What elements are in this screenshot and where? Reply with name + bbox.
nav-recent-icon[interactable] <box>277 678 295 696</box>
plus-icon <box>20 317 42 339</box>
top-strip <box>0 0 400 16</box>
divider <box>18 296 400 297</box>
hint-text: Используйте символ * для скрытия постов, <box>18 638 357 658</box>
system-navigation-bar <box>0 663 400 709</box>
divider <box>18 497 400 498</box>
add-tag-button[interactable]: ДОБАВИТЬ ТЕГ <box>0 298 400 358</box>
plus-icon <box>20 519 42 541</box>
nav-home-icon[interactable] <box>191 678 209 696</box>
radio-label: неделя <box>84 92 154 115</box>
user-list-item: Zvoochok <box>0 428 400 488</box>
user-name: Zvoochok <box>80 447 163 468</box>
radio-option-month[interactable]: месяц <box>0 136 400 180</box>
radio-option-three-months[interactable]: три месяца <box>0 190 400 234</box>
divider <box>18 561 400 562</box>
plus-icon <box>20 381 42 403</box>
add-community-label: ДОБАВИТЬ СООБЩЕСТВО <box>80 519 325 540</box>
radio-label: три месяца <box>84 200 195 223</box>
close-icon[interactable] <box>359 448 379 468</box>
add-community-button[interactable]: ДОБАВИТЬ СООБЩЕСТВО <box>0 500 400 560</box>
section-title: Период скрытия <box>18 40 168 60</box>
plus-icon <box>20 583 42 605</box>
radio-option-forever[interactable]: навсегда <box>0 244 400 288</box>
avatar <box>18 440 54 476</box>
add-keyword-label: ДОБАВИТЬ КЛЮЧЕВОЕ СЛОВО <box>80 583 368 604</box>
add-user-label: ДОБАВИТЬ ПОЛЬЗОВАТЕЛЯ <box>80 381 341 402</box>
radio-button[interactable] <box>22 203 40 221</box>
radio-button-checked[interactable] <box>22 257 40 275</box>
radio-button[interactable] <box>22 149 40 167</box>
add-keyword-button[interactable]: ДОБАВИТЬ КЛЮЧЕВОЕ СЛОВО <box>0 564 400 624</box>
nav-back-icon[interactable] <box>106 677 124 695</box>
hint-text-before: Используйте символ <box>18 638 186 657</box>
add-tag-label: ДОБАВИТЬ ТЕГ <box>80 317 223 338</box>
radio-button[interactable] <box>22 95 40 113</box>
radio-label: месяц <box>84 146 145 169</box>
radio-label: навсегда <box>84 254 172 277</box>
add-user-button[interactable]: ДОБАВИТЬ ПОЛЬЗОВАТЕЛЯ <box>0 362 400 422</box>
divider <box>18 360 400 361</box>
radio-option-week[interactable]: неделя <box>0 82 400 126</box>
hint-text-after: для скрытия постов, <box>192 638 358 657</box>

Task ::
Copy out every line of the material above verbatim and in its original order.

Complete output ::
What elements are in this screenshot and where? Reply with name + bbox.
nav-recent-icon[interactable] <box>277 678 295 696</box>
plus-icon <box>20 317 42 339</box>
top-strip <box>0 0 400 16</box>
divider <box>18 296 400 297</box>
hint-text: Используйте символ * для скрытия постов, <box>18 638 357 658</box>
system-navigation-bar <box>0 663 400 709</box>
divider <box>18 497 400 498</box>
add-tag-button[interactable]: ДОБАВИТЬ ТЕГ <box>0 298 400 358</box>
plus-icon <box>20 519 42 541</box>
nav-home-icon[interactable] <box>191 678 209 696</box>
radio-label: неделя <box>84 92 154 115</box>
user-list-item: Zvoochok <box>0 428 400 488</box>
user-name: Zvoochok <box>80 447 163 468</box>
radio-option-month[interactable]: месяц <box>0 136 400 180</box>
radio-option-three-months[interactable]: три месяца <box>0 190 400 234</box>
divider <box>18 561 400 562</box>
plus-icon <box>20 381 42 403</box>
add-community-label: ДОБАВИТЬ СООБЩЕСТВО <box>80 519 325 540</box>
radio-label: три месяца <box>84 200 195 223</box>
close-icon[interactable] <box>359 448 379 468</box>
add-community-button[interactable]: ДОБАВИТЬ СООБЩЕСТВО <box>0 500 400 560</box>
section-title: Период скрытия <box>18 40 168 60</box>
plus-icon <box>20 583 42 605</box>
radio-option-forever[interactable]: навсегда <box>0 244 400 288</box>
avatar <box>18 440 54 476</box>
add-keyword-label: ДОБАВИТЬ КЛЮЧЕВОЕ СЛОВО <box>80 583 368 604</box>
add-user-label: ДОБАВИТЬ ПОЛЬЗОВАТЕЛЯ <box>80 381 341 402</box>
radio-button[interactable] <box>22 203 40 221</box>
radio-button-checked[interactable] <box>22 257 40 275</box>
radio-button[interactable] <box>22 149 40 167</box>
add-keyword-button[interactable]: ДОБАВИТЬ КЛЮЧЕВОЕ СЛОВО <box>0 564 400 624</box>
nav-back-icon[interactable] <box>106 677 124 695</box>
hint-text-before: Используйте символ <box>18 638 186 657</box>
add-tag-label: ДОБАВИТЬ ТЕГ <box>80 317 223 338</box>
radio-button[interactable] <box>22 95 40 113</box>
radio-label: месяц <box>84 146 145 169</box>
radio-label: навсегда <box>84 254 172 277</box>
add-user-button[interactable]: ДОБАВИТЬ ПОЛЬЗОВАТЕЛЯ <box>0 362 400 422</box>
divider <box>18 360 400 361</box>
radio-option-week[interactable]: неделя <box>0 82 400 126</box>
hint-text-after: для скрытия постов, <box>192 638 358 657</box>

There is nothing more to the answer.